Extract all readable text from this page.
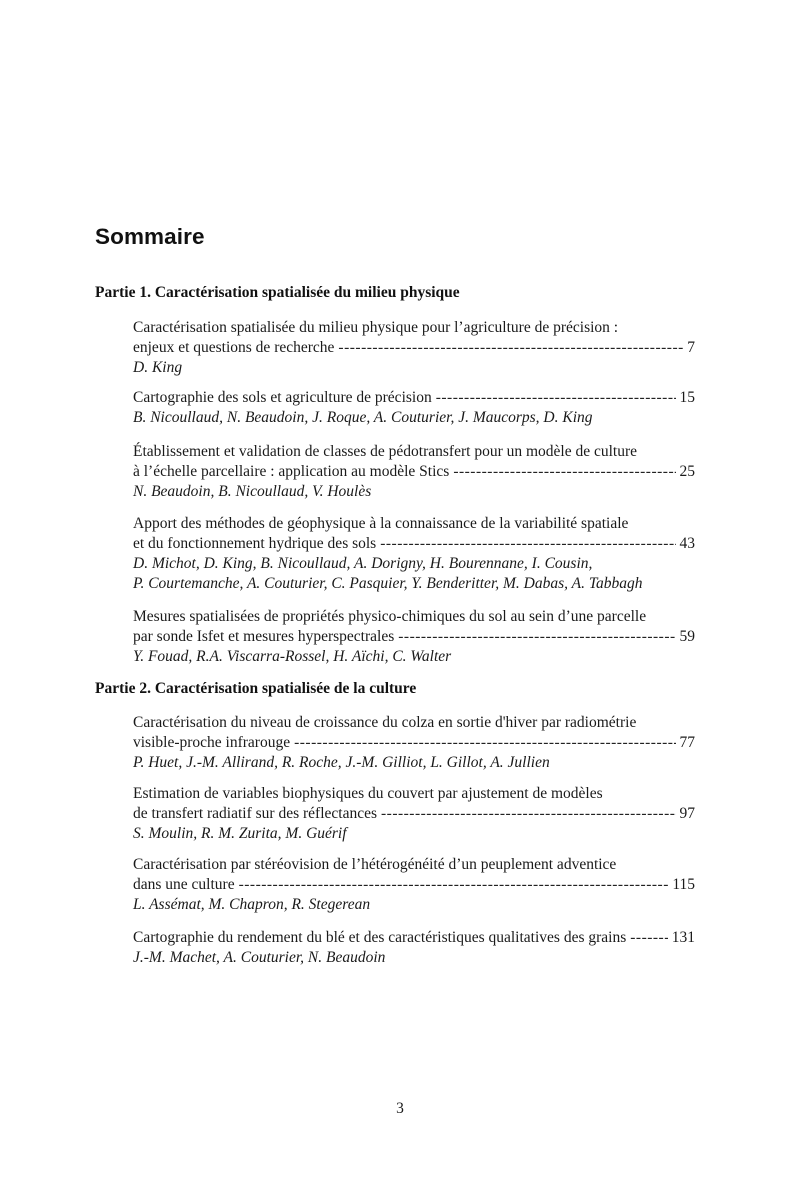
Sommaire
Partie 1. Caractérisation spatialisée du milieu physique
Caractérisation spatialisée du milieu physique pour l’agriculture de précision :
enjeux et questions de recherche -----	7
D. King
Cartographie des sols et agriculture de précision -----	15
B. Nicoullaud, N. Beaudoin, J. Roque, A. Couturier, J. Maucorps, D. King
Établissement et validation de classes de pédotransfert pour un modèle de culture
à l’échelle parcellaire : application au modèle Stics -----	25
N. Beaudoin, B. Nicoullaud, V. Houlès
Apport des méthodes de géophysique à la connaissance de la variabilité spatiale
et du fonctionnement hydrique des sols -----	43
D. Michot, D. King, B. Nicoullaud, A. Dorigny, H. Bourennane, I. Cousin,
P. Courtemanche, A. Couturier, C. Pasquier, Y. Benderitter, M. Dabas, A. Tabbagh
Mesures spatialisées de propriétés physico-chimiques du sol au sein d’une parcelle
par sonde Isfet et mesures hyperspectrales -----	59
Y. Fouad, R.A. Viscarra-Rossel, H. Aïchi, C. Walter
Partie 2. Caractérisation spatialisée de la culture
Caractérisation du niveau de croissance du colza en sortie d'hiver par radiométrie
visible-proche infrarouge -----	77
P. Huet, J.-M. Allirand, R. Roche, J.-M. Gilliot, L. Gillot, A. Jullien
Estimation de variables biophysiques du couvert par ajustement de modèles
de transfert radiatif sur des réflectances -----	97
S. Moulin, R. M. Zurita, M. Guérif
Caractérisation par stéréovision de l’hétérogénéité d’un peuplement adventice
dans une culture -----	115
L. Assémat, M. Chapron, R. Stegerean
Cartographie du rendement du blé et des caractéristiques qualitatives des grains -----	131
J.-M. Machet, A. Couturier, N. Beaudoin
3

Goal: Read the data above. Pull out each line in which the string "King" appears.

Full solution:
D. King
B. Nicoullaud, N. Beaudoin, J. Roque, A. Couturier, J. Maucorps, D. King
D. Michot, D. King, B. Nicoullaud, A. Dorigny, H. Bourennane, I. Cousin,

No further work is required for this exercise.